Saved data entries:
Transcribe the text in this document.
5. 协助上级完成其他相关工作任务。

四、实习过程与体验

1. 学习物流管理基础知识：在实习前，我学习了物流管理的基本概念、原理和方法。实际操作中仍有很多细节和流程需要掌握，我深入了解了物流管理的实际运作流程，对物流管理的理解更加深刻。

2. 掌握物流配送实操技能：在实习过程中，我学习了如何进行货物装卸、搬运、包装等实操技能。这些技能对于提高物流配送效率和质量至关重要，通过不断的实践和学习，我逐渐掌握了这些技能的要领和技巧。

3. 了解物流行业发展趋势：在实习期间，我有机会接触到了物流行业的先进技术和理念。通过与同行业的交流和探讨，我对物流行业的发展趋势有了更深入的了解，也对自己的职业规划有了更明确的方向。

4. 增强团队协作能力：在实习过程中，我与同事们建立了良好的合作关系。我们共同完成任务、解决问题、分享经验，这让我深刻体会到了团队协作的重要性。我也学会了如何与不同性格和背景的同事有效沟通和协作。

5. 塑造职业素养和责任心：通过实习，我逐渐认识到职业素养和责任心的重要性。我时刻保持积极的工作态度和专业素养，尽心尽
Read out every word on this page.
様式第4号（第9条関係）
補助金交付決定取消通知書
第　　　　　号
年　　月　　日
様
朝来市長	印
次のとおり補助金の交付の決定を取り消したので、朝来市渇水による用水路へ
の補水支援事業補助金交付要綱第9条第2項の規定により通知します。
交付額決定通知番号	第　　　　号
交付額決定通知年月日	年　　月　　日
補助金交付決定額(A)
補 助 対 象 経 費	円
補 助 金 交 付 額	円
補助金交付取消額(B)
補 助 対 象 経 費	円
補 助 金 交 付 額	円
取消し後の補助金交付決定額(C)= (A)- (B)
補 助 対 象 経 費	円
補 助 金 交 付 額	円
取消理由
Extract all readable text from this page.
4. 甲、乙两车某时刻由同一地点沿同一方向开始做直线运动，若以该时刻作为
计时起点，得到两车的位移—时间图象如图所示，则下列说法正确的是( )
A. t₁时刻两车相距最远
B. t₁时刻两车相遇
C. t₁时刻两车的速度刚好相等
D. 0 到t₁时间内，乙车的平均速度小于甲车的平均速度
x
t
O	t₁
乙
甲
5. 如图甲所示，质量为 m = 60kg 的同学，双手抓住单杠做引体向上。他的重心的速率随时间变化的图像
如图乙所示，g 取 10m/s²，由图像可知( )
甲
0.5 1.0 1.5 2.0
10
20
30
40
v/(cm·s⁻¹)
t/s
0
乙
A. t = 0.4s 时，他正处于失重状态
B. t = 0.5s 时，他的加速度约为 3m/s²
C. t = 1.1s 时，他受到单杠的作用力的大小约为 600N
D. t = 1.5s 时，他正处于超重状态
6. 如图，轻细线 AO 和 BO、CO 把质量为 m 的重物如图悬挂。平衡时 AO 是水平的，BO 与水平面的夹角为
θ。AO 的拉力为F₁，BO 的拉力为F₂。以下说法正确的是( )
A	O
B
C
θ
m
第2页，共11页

◆ **Stated goal**: Retype all of the material above with every character intact.

◆ **Task result**:
Transcribe the text in this document.
5. 协助上级完成其他相关工作任务。

四、实习过程与体验

1. 学习物流管理基础知识：在实习前，我学习了物流管理的基本概念、原理和方法。实际操作中仍有很多细节和流程需要掌握，我深入了解了物流管理的实际运作流程，对物流管理的理解更加深刻。

2. 掌握物流配送实操技能：在实习过程中，我学习了如何进行货物装卸、搬运、包装等实操技能。这些技能对于提高物流配送效率和质量至关重要，通过不断的实践和学习，我逐渐掌握了这些技能的要领和技巧。

3. 了解物流行业发展趋势：在实习期间，我有机会接触到了物流行业的先进技术和理念。通过与同行业的交流和探讨，我对物流行业的发展趋势有了更深入的了解，也对自己的职业规划有了更明确的方向。

4. 增强团队协作能力：在实习过程中，我与同事们建立了良好的合作关系。我们共同完成任务、解决问题、分享经验，这让我深刻体会到了团队协作的重要性。我也学会了如何与不同性格和背景的同事有效沟通和协作。

5. 塑造职业素养和责任心：通过实习，我逐渐认识到职业素养和责任心的重要性。我时刻保持积极的工作态度和专业素养，尽心尽
Read out every word on this page.
様式第4号（第9条関係）
補助金交付決定取消通知書
第　　　　　号
年　　月　　日
様
朝来市長	印
次のとおり補助金の交付の決定を取り消したので、朝来市渇水による用水路へ
の補水支援事業補助金交付要綱第9条第2項の規定により通知します。
交付額決定通知番号	第　　　　号
交付額決定通知年月日	年　　月　　日
補助金交付決定額(A)
補 助 対 象 経 費	円
補 助 金 交 付 額	円
補助金交付取消額(B)
補 助 対 象 経 費	円
補 助 金 交 付 額	円
取消し後の補助金交付決定額(C)= (A)- (B)
補 助 対 象 経 費	円
補 助 金 交 付 額	円
取消理由
Extract all readable text from this page.
4. 甲、乙两车某时刻由同一地点沿同一方向开始做直线运动，若以该时刻作为
计时起点，得到两车的位移—时间图象如图所示，则下列说法正确的是( )
A. t₁时刻两车相距最远
B. t₁时刻两车相遇
C. t₁时刻两车的速度刚好相等
D. 0 到t₁时间内，乙车的平均速度小于甲车的平均速度
x
t
O	t₁
乙
甲
5. 如图甲所示，质量为 m = 60kg 的同学，双手抓住单杠做引体向上。他的重心的速率随时间变化的图像
如图乙所示，g 取 10m/s²，由图像可知( )
甲
0.5 1.0 1.5 2.0
10
20
30
40
v/(cm·s⁻¹)
t/s
0
乙
A. t = 0.4s 时，他正处于失重状态
B. t = 0.5s 时，他的加速度约为 3m/s²
C. t = 1.1s 时，他受到单杠的作用力的大小约为 600N
D. t = 1.5s 时，他正处于超重状态
6. 如图，轻细线 AO 和 BO、CO 把质量为 m 的重物如图悬挂。平衡时 AO 是水平的，BO 与水平面的夹角为
θ。AO 的拉力为F₁，BO 的拉力为F₂。以下说法正确的是( )
A	O
B
C
θ
m
第2页，共11页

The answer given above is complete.